__Provided records__.
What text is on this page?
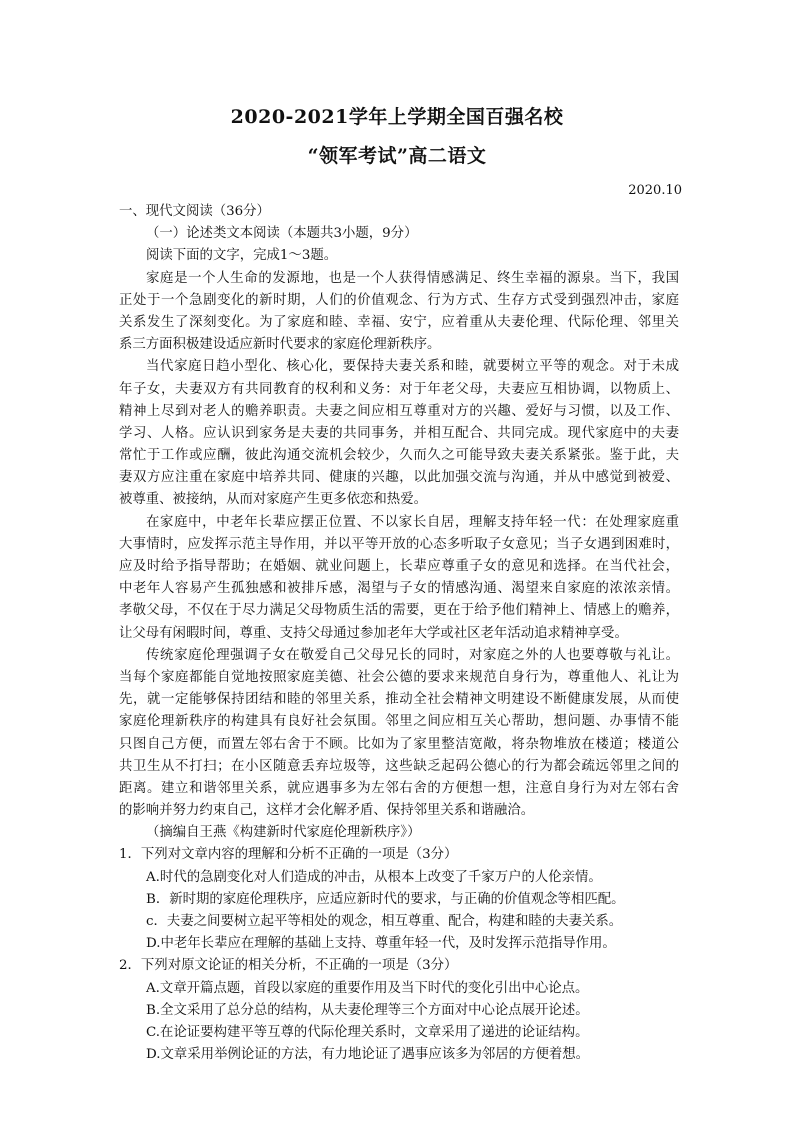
2020-2021学年上学期全国百强名校
“领军考试”高二语文
2020.10
一、现代文阅读（36分）
（一）论述类文本阅读（本题共3小题，9分）
阅读下面的文字，完成1～3题。
家庭是一个人生命的发源地，也是一个人获得情感满足、终生幸福的源泉。当下，我国
正处于一个急剧变化的新时期，人们的价值观念、行为方式、生存方式受到强烈冲击，家庭
关系发生了深刻变化。为了家庭和睦、幸福、安宁，应着重从夫妻伦理、代际伦理、邻里关
系三方面积极建设适应新时代要求的家庭伦理新秩序。
当代家庭日趋小型化、核心化，要保持夫妻关系和睦，就要树立平等的观念。对于未成
年子女，夫妻双方有共同教育的权利和义务：对于年老父母，夫妻应互相协调，以物质上、
精神上尽到对老人的赡养职责。夫妻之间应相互尊重对方的兴趣、爱好与习惯，以及工作、
学习、人格。应认识到家务是夫妻的共同事务，并相互配合、共同完成。现代家庭中的夫妻
常忙于工作或应酬，彼此沟通交流机会较少，久而久之可能导致夫妻关系紧张。鉴于此，夫
妻双方应注重在家庭中培养共同、健康的兴趣，以此加强交流与沟通，并从中感觉到被爱、
被尊重、被接纳，从而对家庭产生更多依恋和热爱。
在家庭中，中老年长辈应摆正位置、不以家长自居，理解支持年轻一代：在处理家庭重
大事情时，应发挥示范主导作用，并以平等开放的心态多听取子女意见；当子女遇到困难时，
应及时给予指导帮助；在婚姻、就业问题上，长辈应尊重子女的意见和选择。在当代社会，
中老年人容易产生孤独感和被排斥感，渴望与子女的情感沟通、渴望来自家庭的浓浓亲情。
孝敬父母，不仅在于尽力满足父母物质生活的需要，更在于给予他们精神上、情感上的赡养，
让父母有闲暇时间，尊重、支持父母通过参加老年大学或社区老年活动追求精神享受。
传统家庭伦理强调子女在敬爱自己父母兄长的同时，对家庭之外的人也要尊敬与礼让。
当每个家庭都能自觉地按照家庭美德、社会公德的要求来规范自身行为，尊重他人、礼让为
先，就一定能够保持团结和睦的邻里关系，推动全社会精神文明建设不断健康发展，从而使
家庭伦理新秩序的构建具有良好社会氛围。邻里之间应相互关心帮助，想问题、办事情不能
只图自己方便，而置左邻右舍于不顾。比如为了家里整洁宽敞，将杂物堆放在楼道；楼道公
共卫生从不打扫；在小区随意丢弃垃圾等，这些缺乏起码公德心的行为都会疏远邻里之间的
距离。建立和谐邻里关系，就应遇事多为左邻右舍的方便想一想，注意自身行为对左邻右舍
的影响并努力约束自己，这样才会化解矛盾、保持邻里关系和谐融洽。
（摘编自王燕《构建新时代家庭伦理新秩序》）
1．下列对文章内容的理解和分析不正确的一项是（3分）
A.时代的急剧变化对人们造成的冲击，从根本上改变了千家万户的人伦亲情。
B．新时期的家庭伦理秩序，应适应新时代的要求，与正确的价值观念等相匹配。
c．夫妻之间要树立起平等相处的观念，相互尊重、配合，构建和睦的夫妻关系。
D.中老年长辈应在理解的基础上支持、尊重年轻一代，及时发挥示范指导作用。
2．下列对原文论证的相关分析，不正确的一项是（3分）
A.文章开篇点题，首段以家庭的重要作用及当下时代的变化引出中心论点。
B.全文采用了总分总的结构，从夫妻伦理等三个方面对中心论点展开论述。
C.在论证要构建平等互尊的代际伦理关系时，文章采用了递进的论证结构。
D.文章采用举例论证的方法，有力地论证了遇事应该多为邻居的方便着想。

__Task goal__. Copy the records word for word, leaving no picture in the copy.

__Exercise output__.
What text is on this page?
2020-2021学年上学期全国百强名校
“领军考试”高二语文
2020.10
一、现代文阅读（36分）
（一）论述类文本阅读（本题共3小题，9分）
阅读下面的文字，完成1～3题。
家庭是一个人生命的发源地，也是一个人获得情感满足、终生幸福的源泉。当下，我国
正处于一个急剧变化的新时期，人们的价值观念、行为方式、生存方式受到强烈冲击，家庭
关系发生了深刻变化。为了家庭和睦、幸福、安宁，应着重从夫妻伦理、代际伦理、邻里关
系三方面积极建设适应新时代要求的家庭伦理新秩序。
当代家庭日趋小型化、核心化，要保持夫妻关系和睦，就要树立平等的观念。对于未成
年子女，夫妻双方有共同教育的权利和义务：对于年老父母，夫妻应互相协调，以物质上、
精神上尽到对老人的赡养职责。夫妻之间应相互尊重对方的兴趣、爱好与习惯，以及工作、
学习、人格。应认识到家务是夫妻的共同事务，并相互配合、共同完成。现代家庭中的夫妻
常忙于工作或应酬，彼此沟通交流机会较少，久而久之可能导致夫妻关系紧张。鉴于此，夫
妻双方应注重在家庭中培养共同、健康的兴趣，以此加强交流与沟通，并从中感觉到被爱、
被尊重、被接纳，从而对家庭产生更多依恋和热爱。
在家庭中，中老年长辈应摆正位置、不以家长自居，理解支持年轻一代：在处理家庭重
大事情时，应发挥示范主导作用，并以平等开放的心态多听取子女意见；当子女遇到困难时，
应及时给予指导帮助；在婚姻、就业问题上，长辈应尊重子女的意见和选择。在当代社会，
中老年人容易产生孤独感和被排斥感，渴望与子女的情感沟通、渴望来自家庭的浓浓亲情。
孝敬父母，不仅在于尽力满足父母物质生活的需要，更在于给予他们精神上、情感上的赡养，
让父母有闲暇时间，尊重、支持父母通过参加老年大学或社区老年活动追求精神享受。
传统家庭伦理强调子女在敬爱自己父母兄长的同时，对家庭之外的人也要尊敬与礼让。
当每个家庭都能自觉地按照家庭美德、社会公德的要求来规范自身行为，尊重他人、礼让为
先，就一定能够保持团结和睦的邻里关系，推动全社会精神文明建设不断健康发展，从而使
家庭伦理新秩序的构建具有良好社会氛围。邻里之间应相互关心帮助，想问题、办事情不能
只图自己方便，而置左邻右舍于不顾。比如为了家里整洁宽敞，将杂物堆放在楼道；楼道公
共卫生从不打扫；在小区随意丢弃垃圾等，这些缺乏起码公德心的行为都会疏远邻里之间的
距离。建立和谐邻里关系，就应遇事多为左邻右舍的方便想一想，注意自身行为对左邻右舍
的影响并努力约束自己，这样才会化解矛盾、保持邻里关系和谐融洽。
（摘编自王燕《构建新时代家庭伦理新秩序》）
1．下列对文章内容的理解和分析不正确的一项是（3分）
A.时代的急剧变化对人们造成的冲击，从根本上改变了千家万户的人伦亲情。
B．新时期的家庭伦理秩序，应适应新时代的要求，与正确的价值观念等相匹配。
c．夫妻之间要树立起平等相处的观念，相互尊重、配合，构建和睦的夫妻关系。
D.中老年长辈应在理解的基础上支持、尊重年轻一代，及时发挥示范指导作用。
2．下列对原文论证的相关分析，不正确的一项是（3分）
A.文章开篇点题，首段以家庭的重要作用及当下时代的变化引出中心论点。
B.全文采用了总分总的结构，从夫妻伦理等三个方面对中心论点展开论述。
C.在论证要构建平等互尊的代际伦理关系时，文章采用了递进的论证结构。
D.文章采用举例论证的方法，有力地论证了遇事应该多为邻居的方便着想。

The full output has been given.